** Stated exercise **
In the listing below, locate the lines that hold the string "Deutschen". Copy those lines.

(Extracted records)
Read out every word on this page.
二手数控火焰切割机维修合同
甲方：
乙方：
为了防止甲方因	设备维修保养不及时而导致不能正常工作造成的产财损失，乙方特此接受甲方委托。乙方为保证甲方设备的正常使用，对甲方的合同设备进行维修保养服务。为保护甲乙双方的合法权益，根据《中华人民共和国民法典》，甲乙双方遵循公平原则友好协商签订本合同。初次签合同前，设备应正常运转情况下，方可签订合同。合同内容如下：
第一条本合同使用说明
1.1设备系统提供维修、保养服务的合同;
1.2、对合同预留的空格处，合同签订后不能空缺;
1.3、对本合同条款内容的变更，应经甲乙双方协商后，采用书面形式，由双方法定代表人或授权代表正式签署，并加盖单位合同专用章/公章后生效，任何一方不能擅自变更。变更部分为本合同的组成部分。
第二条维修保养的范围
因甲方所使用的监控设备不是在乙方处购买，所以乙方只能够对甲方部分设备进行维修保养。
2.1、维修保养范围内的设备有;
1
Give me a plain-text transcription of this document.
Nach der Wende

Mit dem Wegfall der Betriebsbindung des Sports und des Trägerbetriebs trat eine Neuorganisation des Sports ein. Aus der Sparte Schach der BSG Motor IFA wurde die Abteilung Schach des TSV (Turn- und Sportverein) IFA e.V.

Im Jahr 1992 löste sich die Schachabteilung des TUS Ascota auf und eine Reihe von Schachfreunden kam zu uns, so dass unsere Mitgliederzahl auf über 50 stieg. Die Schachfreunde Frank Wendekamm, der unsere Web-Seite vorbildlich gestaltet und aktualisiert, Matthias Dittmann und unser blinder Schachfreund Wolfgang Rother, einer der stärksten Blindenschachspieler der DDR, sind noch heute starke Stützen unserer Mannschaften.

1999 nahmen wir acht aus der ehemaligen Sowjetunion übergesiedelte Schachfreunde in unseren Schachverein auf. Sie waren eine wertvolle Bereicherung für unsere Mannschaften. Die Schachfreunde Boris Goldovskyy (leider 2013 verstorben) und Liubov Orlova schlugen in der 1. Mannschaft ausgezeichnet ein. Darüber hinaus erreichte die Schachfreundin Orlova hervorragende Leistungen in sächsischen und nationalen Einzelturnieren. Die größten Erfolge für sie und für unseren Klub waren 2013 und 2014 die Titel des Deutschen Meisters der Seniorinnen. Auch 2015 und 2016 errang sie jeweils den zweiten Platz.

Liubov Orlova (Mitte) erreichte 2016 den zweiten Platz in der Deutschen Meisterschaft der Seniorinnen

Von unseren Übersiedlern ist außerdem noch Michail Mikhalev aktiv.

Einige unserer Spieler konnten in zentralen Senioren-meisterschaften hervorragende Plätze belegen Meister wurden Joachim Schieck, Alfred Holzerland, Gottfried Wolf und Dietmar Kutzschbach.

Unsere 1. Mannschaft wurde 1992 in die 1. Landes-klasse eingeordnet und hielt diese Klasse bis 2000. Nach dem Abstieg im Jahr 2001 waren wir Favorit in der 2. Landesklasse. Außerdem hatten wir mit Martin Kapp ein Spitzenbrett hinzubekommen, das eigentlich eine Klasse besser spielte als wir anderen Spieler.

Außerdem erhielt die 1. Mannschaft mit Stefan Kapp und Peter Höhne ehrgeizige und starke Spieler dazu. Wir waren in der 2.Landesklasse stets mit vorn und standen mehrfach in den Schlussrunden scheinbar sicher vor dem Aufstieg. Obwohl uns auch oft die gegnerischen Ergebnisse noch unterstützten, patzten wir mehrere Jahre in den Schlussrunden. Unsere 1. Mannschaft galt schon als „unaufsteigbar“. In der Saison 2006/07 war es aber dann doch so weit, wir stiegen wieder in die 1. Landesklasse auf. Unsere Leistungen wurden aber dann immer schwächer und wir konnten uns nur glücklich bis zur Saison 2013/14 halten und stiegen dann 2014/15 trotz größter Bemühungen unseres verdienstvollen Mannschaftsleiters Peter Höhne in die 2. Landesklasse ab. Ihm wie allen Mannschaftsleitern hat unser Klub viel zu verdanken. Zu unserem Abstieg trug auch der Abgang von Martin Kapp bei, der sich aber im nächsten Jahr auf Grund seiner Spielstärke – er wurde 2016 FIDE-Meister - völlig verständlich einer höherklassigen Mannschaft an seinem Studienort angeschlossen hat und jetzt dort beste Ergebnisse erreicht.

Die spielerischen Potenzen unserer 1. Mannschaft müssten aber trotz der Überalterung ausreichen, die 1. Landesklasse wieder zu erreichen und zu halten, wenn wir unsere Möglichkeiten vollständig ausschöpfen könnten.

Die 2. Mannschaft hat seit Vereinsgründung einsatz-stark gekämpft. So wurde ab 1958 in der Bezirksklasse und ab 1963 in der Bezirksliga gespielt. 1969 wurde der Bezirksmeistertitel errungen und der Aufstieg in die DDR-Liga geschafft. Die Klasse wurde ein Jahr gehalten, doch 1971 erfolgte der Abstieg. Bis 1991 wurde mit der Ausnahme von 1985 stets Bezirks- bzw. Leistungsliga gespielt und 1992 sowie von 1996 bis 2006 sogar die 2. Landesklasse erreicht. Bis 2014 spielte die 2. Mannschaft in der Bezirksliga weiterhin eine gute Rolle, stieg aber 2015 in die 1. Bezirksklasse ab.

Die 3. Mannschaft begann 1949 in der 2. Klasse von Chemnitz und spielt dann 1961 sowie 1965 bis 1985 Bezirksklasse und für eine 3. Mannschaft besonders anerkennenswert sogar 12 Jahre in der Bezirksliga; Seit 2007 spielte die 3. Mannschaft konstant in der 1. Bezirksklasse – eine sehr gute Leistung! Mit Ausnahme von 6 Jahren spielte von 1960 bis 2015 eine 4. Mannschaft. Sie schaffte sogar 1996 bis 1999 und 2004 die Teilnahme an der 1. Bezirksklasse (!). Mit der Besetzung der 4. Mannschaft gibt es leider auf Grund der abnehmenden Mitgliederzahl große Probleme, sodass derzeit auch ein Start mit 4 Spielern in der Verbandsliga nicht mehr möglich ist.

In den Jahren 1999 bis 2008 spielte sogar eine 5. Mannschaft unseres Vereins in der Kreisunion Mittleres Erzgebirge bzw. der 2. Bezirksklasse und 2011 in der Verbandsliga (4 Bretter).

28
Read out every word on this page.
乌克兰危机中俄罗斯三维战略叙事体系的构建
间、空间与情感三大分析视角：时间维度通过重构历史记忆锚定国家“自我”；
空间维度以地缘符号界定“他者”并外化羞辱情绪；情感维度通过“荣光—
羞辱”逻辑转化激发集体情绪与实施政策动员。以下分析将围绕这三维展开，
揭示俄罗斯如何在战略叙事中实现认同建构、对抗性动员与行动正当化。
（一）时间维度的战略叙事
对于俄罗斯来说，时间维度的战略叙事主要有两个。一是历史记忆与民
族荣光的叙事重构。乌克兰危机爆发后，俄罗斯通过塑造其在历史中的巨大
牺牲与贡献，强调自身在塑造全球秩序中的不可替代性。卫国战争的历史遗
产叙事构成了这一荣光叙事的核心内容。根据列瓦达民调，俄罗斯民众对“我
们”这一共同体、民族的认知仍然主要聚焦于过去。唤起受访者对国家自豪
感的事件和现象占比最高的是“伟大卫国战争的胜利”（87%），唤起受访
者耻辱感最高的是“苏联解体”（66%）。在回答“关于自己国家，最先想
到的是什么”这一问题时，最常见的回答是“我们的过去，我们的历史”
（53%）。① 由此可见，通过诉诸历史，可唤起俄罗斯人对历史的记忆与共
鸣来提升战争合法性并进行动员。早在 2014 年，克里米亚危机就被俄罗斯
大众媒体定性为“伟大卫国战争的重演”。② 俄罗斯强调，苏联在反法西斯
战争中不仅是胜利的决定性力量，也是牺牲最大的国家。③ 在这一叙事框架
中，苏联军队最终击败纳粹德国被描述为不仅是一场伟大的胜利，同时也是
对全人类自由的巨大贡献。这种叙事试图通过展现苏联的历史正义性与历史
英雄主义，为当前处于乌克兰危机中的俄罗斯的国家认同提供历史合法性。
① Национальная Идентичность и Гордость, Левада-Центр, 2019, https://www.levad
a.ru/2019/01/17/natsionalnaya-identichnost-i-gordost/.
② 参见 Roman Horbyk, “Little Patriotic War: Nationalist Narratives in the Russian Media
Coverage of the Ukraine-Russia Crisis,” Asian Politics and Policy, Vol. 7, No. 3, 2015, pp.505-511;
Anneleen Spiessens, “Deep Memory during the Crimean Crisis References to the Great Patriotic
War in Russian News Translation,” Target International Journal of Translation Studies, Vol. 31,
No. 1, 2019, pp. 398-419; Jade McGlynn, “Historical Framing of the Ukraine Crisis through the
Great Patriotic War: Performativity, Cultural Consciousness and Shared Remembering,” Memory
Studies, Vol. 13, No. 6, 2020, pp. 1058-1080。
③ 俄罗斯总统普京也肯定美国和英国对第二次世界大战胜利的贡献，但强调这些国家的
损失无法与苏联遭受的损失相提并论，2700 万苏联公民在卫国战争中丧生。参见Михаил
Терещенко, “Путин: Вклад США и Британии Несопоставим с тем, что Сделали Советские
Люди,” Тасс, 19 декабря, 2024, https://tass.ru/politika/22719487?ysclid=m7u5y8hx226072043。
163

** Task solution **
1999 nahmen wir acht aus der ehemaligen Sowjetunion übergesiedelte Schachfreunde in unseren Schachverein auf. Sie waren eine wertvolle Bereicherung für unsere Mannschaften. Die Schachfreunde Boris Goldovskyy (leider 2013 verstorben) und Liubov Orlova schlugen in der 1. Mannschaft ausgezeichnet ein. Darüber hinaus erreichte die Schachfreundin Orlova hervorragende Leistungen in sächsischen und nationalen Einzelturnieren. Die größten Erfolge für sie und für unseren Klub waren 2013 und 2014 die Titel des Deutschen Meisters der Seniorinnen. Auch 2015 und 2016 errang sie jeweils den zweiten Platz.
Liubov Orlova (Mitte) erreichte 2016 den zweiten Platz in der Deutschen Meisterschaft der Seniorinnen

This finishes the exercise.